▶ _Brano scelto_:
Sostanzialmente falsa, e illogicamente ritenuta sostanzialmente vera, la notizia
delle mancate carcerazioni che l’avv. L. avrebbe ottenuto (sempre nei modi
illeciti insinuati, definendosi il querelante come avvocato dei miracoli) per i
propri clienti; ancora una volta evocando le amicizie del ricorrente e
dimenticando le carcerazioni e le condanne subite da numerosi altri patrocinati
dal medesimo avvocato.

La falsità
della notizia escludeva l’applicazione di qualsivoglia scriminante.

Si insisteva,
quindi, per l’annullamento della sentenza impugnata.

Il ricorso è
fondato.

Il giudice
del rinvio ha ritenuto, in presenza di una causa estintiva del reato per il
quale vi era stata condanna in primo grado, che fosse evidente la prova della
irrilevanza penale della condotta tenuta dalla S. e della insussistenza
dell’omesso controllo addebitato al suo direttore, E.M., applicando quindi la
formula liberatoria dell’art. 129 c. 2 c.p.p.

▶ _Richiesta data 1_:
Trascrivi dal brano sulla sentenza il passo che parte da "Sostanzialmente falsa, e" e prosegue fino a "dal medesimo avvocato.".

▶ _Record forniti_:
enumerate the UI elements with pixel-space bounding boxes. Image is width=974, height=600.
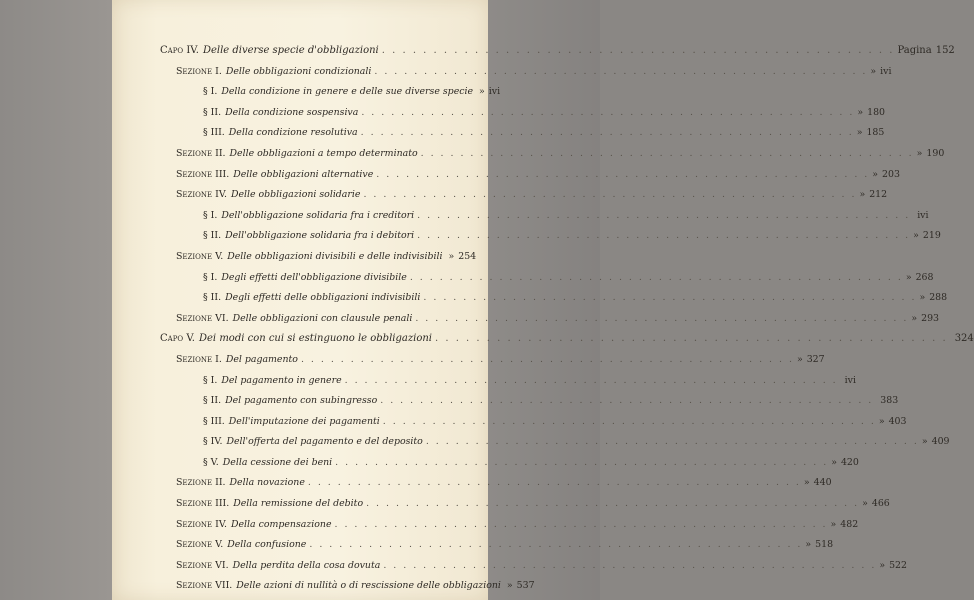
toc-entry [160, 165, 900, 186]
toc-entry-number: Sezione III. [176, 168, 230, 180]
toc-entry-title: Della condizione sospensiva [225, 106, 359, 118]
toc-entry-page-prefix: » [919, 292, 926, 304]
leader-dots: . . . . . . . . . . . . . . . . . . . . . . . . . . . . . . . . . . . . . . . . . . . . . . . . . . [425, 436, 919, 448]
toc-entry-page-prefix: » [913, 230, 919, 242]
toc-entry-title: Della compensazione [230, 518, 332, 530]
toc-entry-page-number: 466 [871, 498, 890, 510]
toc-entry-page-prefix: » [905, 271, 912, 283]
leader-dots: . . . . . . . . . . . . . . . . . . . . . . . . . . . . . . . . . . . . . . . . . . . . . . . . . . [307, 477, 801, 489]
toc-entry [160, 144, 945, 165]
toc-entry-number: § I. [203, 86, 218, 98]
toc-entry-page-prefix: » [506, 580, 513, 592]
toc-entry-page-number: 180 [867, 106, 886, 118]
leader-dots: . . . . . . . . . . . . . . . . . . . . . . . . . . . . . . . . . . . . . . . . . . . . . . . . . . [300, 353, 794, 365]
toc-entry-page-number: 403 [888, 415, 907, 427]
toc-entry-page-prefix: » [479, 86, 485, 98]
toc-entry-page-prefix: » [796, 353, 803, 365]
toc-entry [160, 309, 940, 330]
toc-entry [160, 391, 899, 412]
toc-entry-page-prefix: » [879, 559, 886, 571]
toc-entry-page-prefix: » [870, 65, 877, 77]
toc-entry-page-number: 288 [929, 292, 948, 304]
leader-dots: . . . . . . . . . . . . . . . . . . . . . . . . . . . . . . . . . . . . . . . . . . . . . . . . . . [363, 189, 857, 201]
leader-dots: . . . . . . . . . . . . . . . . . . . . . . . . . . . . . . . . . . . . . . . . . . . . . . . . . . [334, 518, 828, 530]
toc-entry-page-prefix: » [805, 539, 812, 551]
toc-entry-number: § II. [203, 292, 222, 304]
toc-entry-page-number: 293 [921, 312, 940, 324]
toc-entry-title: Delle obbligazioni solidarie [230, 189, 361, 201]
toc-entry-number: § III. [203, 415, 225, 427]
toc-entry-page-prefix: » [831, 456, 837, 468]
toc-entry-page-prefix: » [859, 189, 866, 201]
toc-entry-page-prefix: » [830, 518, 837, 530]
leader-dots: . . . . . . . . . . . . . . . . . . . . . . . . . . . . . . . . . . . . . . . . . . . . . . . . . . [409, 271, 903, 283]
book-page [112, 0, 974, 600]
toc-entry-number: § V. [203, 456, 219, 468]
toc-entry-page-number: 518 [815, 539, 834, 551]
toc-entry-number: § II. [203, 106, 222, 118]
leader-dots: . . . . . . . . . . . . . . . . . . . . . . . . . . . . . . . . . . . . . . . . . . . . . . . . . . [335, 456, 829, 468]
toc-entry-page-prefix: » [803, 477, 810, 489]
leader-dots: . . . . . . . . . . . . . . . . . . . . . . . . . . . . . . . . . . . . . . . . . . . . . . . . . . [374, 65, 868, 77]
toc-entry-number: Sezione II. [176, 147, 226, 159]
leader-dots: . . . . . . . . . . . . . . . . . . . . . . . . . . . . . . . . . . . . . . . . . . . . . . . . . . [309, 539, 803, 551]
toc-entry-title: Del pagamento in genere [221, 374, 342, 386]
toc-entry-page-prefix: » [857, 106, 864, 118]
toc-entry [160, 62, 892, 83]
toc-entry-number: Capo V. [160, 333, 195, 345]
toc-entry-title: Delle obbligazioni condizionali [225, 65, 372, 77]
toc-entry-page-prefix: » [856, 127, 863, 139]
toc-entry-page-number: 537 [516, 580, 535, 592]
leader-dots: . . . . . . . . . . . . . . . . . . . . . . . . . . . . . . . . . . . . . . . . . . . . . . . . . . [381, 45, 895, 56]
table-of-contents [160, 41, 974, 597]
toc-entry-number: Sezione VII. [176, 580, 233, 592]
toc-entry-page-number: 482 [840, 518, 859, 530]
leader-dots: . . . . . . . . . . . . . . . . . . . . . . . . . . . . . . . . . . . . . . . . . . . . . . . . . . [417, 209, 911, 221]
toc-entry [160, 41, 955, 62]
leader-dots: . . . . . . . . . . . . . . . . . . . . . . . . . . . . . . . . . . . . . . . . . . . . . . . . . . [376, 168, 870, 180]
toc-entry-page-number: 185 [866, 127, 885, 139]
toc-entry [160, 82, 501, 103]
toc-entry-page-number: 190 [926, 147, 945, 159]
toc-entry-number: § I. [203, 209, 218, 221]
toc-entry-page-number: ivi [488, 86, 501, 98]
toc-entry-title: Dell'obbligazione solidaria fra i creditori [221, 209, 415, 221]
toc-entry-page-number: 324 [954, 333, 974, 345]
toc-entry-title: Della condizione resolutiva [228, 127, 358, 139]
toc-entry [160, 103, 886, 124]
toc-entry-page-number: 219 [922, 230, 941, 242]
toc-entry-page-number: 440 [813, 477, 832, 489]
toc-entry-page-number: 268 [915, 271, 934, 283]
toc-entry-title: Dell'imputazione dei pagamenti [228, 415, 380, 427]
leader-dots: . . . . . . . . . . . . . . . . . . . . . . . . . . . . . . . . . . . . . . . . . . . . . . . . . . [434, 333, 948, 345]
toc-entry [160, 515, 859, 536]
toc-entry-number: Sezione I. [176, 65, 222, 77]
toc-entry [160, 350, 825, 371]
toc-entry-page-prefix: » [878, 415, 885, 427]
toc-entry [160, 576, 535, 597]
toc-entry-title: Della condizione in genere e delle sue diverse specie [221, 86, 474, 98]
toc-entry [160, 329, 974, 350]
leader-dots: . . . . . . . . . . . . . . . . . . . . . . . . . . . . . . . . . . . . . . . . . . . . . . . . . . [366, 498, 860, 510]
toc-entry [160, 206, 929, 227]
toc-entry-page-number: 254 [458, 250, 477, 262]
toc-entry-number: § I. [203, 271, 218, 283]
toc-entry-title: Del pagamento [225, 353, 298, 365]
toc-entry-page-number: 327 [806, 353, 825, 365]
toc-entry-title: Delle obbligazioni a tempo determinato [229, 147, 418, 159]
toc-entry-title: Della confusione [227, 539, 307, 551]
toc-entry-number: Sezione VI. [176, 559, 229, 571]
toc-entry-number: Sezione V. [176, 539, 224, 551]
toc-entry [160, 371, 856, 392]
toc-entry-title: Degli effetti dell'obbligazione divisibile [221, 271, 407, 283]
leader-dots: . . . . . . . . . . . . . . . . . . . . . . . . . . . . . . . . . . . . . . . . . . . . . . . . . . [360, 127, 854, 139]
toc-entry [160, 494, 890, 515]
toc-entry-page-prefix: » [916, 147, 923, 159]
toc-entry-number: Sezione II. [176, 477, 226, 489]
toc-entry-page-prefix: » [862, 498, 868, 510]
toc-entry-number: Sezione III. [176, 498, 230, 510]
toc-entry-page-number: 420 [840, 456, 859, 468]
toc-entry-number: § II. [203, 230, 222, 242]
toc-entry [160, 226, 941, 247]
toc-entry-number: Sezione IV. [176, 189, 227, 201]
toc-entry-number: § II. [203, 395, 222, 407]
background-left [0, 0, 112, 600]
leader-dots: . . . . . . . . . . . . . . . . . . . . . . . . . . . . . . . . . . . . . . . . . . . . . . . . . . [417, 230, 911, 242]
leader-dots: . . . . . . . . . . . . . . . . . . . . . . . . . . . . . . . . . . . . . . . . . . . . . . . . . . [420, 147, 914, 159]
toc-entry-number: Sezione VI. [176, 312, 229, 324]
toc-entry-number: Capo IV. [160, 45, 199, 56]
toc-entry-title: Della novazione [229, 477, 305, 489]
leader-dots: . . . . . . . . . . . . . . . . . . . . . . . . . . . . . . . . . . . . . . . . . . . . . . . . . . [380, 395, 874, 407]
toc-entry-title: Dell'obbligazione solidaria fra i debitori [225, 230, 415, 242]
toc-entry-page-number: 152 [935, 45, 955, 56]
toc-entry-number: § I. [203, 374, 218, 386]
toc-entry-title: Della remissione del debito [233, 498, 364, 510]
toc-entry-page-number: ivi [844, 374, 856, 386]
toc-entry-title: Degli effetti delle obbligazioni indivisibili [225, 292, 421, 304]
toc-entry [160, 453, 859, 474]
toc-entry [160, 268, 934, 289]
toc-entry-page-number: 522 [889, 559, 907, 571]
leader-dots: . . . . . . . . . . . . . . . . . . . . . . . . . . . . . . . . . . . . . . . . . . . . . . . . . . [383, 559, 877, 571]
leader-dots: . . . . . . . . . . . . . . . . . . . . . . . . . . . . . . . . . . . . . . . . . . . . . . . . . . [423, 292, 917, 304]
toc-entry [160, 556, 907, 577]
toc-entry [160, 185, 888, 206]
toc-entry-page-number: 383 [880, 395, 899, 407]
toc-entry-number: § III. [203, 127, 225, 139]
toc-entry-number: Sezione IV. [176, 518, 227, 530]
toc-entry-title: Delle azioni di nullità o di rescissione delle obbligazioni [236, 580, 501, 592]
toc-entry-title: Delle obbligazioni con clausule penali [232, 312, 413, 324]
toc-entry-page-number: 203 [882, 168, 900, 180]
leader-dots: . . . . . . . . . . . . . . . . . . . . . . . . . . . . . . . . . . . . . . . . . . . . . . . . . . [344, 374, 838, 386]
toc-entry-page-prefix: » [872, 168, 879, 180]
toc-entry [160, 473, 832, 494]
leader-dots: . . . . . . . . . . . . . . . . . . . . . . . . . . . . . . . . . . . . . . . . . . . . . . . . . . [361, 106, 855, 118]
toc-entry-title: Delle obbligazioni divisibili e delle indivisibili [227, 250, 443, 262]
toc-entry-number: Sezione V. [176, 250, 224, 262]
toc-entry [160, 247, 477, 268]
toc-entry [160, 412, 907, 433]
toc-entry-title: Del pagamento con subingresso [225, 395, 378, 407]
toc-entry-title: Della perdita della cosa dovuta [232, 559, 381, 571]
toc-entry [160, 432, 950, 453]
toc-entry-page-prefix: » [921, 436, 928, 448]
toc-entry-page-prefix: Pagina [897, 45, 932, 56]
toc-entry-page-number: 409 [931, 436, 950, 448]
toc-entry-title: Delle obbligazioni alternative [233, 168, 374, 180]
toc-entry-title: Dei modi con cui si estinguono le obbligazioni [199, 333, 432, 345]
toc-entry-page-number: ivi [917, 209, 929, 221]
toc-entry [160, 123, 885, 144]
toc-entry-title: Dell'offerta del pagamento e del deposito [226, 436, 423, 448]
leader-dots: . . . . . . . . . . . . . . . . . . . . . . . . . . . . . . . . . . . . . . . . . . . . . . . . . . [382, 415, 876, 427]
toc-entry-page-number: 212 [869, 189, 888, 201]
toc-entry-number: Sezione I. [176, 353, 222, 365]
toc-entry-page-prefix: » [448, 250, 455, 262]
toc-entry [160, 535, 834, 556]
toc-entry-title: Della cessione dei beni [222, 456, 333, 468]
toc-entry-page-number: ivi [880, 65, 892, 77]
toc-entry [160, 288, 948, 309]
toc-entry-title: Delle diverse specie d'obbligazioni [202, 45, 379, 56]
toc-entry-page-prefix: » [911, 312, 918, 324]
toc-entry-number: § IV. [203, 436, 223, 448]
leader-dots: . . . . . . . . . . . . . . . . . . . . . . . . . . . . . . . . . . . . . . . . . . . . . . . . . . [415, 312, 909, 324]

▶ _Richiesta data 2_:
Estrai dai record ogni riga in cui compare la parola "pagamento".

▶ _Risposta completa 1_:
Sostanzialmente falsa, e illogicamente ritenuta sostanzialmente vera, la notizia
delle mancate carcerazioni che l’avv. L. avrebbe ottenuto (sempre nei modi
illeciti insinuati, definendosi il querelante come avvocato dei miracoli) per i
propri clienti; ancora una volta evocando le amicizie del ricorrente e
dimenticando le carcerazioni e le condanne subite da numerosi altri patrocinati
dal medesimo avvocato.

▶ _Risposta completa 2_:
toc-entry-title: Del pagamento in genere [221, 374, 342, 386]
toc-entry-title: Del pagamento [225, 353, 298, 365]
toc-entry-title: Del pagamento con subingresso [225, 395, 378, 407]
toc-entry-title: Dell'offerta del pagamento e del deposito [226, 436, 423, 448]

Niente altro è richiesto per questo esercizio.